GOAL —
Look through the data below and report how many lines include "Jumlah". Only the number should be given.

SUPPLIED RECORDS —
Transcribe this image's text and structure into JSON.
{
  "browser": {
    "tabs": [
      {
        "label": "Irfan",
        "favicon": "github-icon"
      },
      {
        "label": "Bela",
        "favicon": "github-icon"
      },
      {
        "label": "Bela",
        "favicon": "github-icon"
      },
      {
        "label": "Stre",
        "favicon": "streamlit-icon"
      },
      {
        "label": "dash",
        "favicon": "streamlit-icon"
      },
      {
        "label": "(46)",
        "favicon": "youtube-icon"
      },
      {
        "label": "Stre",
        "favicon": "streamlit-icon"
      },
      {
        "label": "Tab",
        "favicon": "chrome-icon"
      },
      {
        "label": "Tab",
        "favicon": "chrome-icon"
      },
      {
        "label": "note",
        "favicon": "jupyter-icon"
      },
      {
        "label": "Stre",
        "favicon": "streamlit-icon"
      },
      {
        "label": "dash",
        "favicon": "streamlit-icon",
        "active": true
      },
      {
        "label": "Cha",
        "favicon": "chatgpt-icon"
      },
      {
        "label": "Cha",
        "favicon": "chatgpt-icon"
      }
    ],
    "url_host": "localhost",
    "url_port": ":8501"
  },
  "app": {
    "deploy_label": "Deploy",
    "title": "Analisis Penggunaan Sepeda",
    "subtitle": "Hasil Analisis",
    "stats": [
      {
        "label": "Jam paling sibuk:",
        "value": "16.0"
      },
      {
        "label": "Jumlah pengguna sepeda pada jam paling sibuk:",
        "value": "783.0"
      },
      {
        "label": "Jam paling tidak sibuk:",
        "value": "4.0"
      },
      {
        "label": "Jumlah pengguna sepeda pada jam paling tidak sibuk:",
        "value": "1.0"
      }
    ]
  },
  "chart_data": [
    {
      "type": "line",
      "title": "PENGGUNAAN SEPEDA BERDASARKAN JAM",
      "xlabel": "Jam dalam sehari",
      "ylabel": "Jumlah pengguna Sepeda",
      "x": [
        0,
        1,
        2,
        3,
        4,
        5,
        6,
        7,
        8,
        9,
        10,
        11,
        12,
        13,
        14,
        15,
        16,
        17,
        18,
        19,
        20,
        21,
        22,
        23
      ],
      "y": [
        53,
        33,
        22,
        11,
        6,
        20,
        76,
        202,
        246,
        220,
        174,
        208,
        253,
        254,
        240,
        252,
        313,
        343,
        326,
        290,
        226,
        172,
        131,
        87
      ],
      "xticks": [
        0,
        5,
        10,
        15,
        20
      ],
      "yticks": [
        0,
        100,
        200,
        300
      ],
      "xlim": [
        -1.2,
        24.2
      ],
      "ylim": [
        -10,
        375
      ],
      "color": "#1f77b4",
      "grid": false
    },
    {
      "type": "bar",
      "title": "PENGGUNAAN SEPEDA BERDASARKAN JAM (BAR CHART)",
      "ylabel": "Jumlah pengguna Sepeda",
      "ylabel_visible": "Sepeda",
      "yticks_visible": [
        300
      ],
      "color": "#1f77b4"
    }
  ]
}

TASK SOLUTION —
4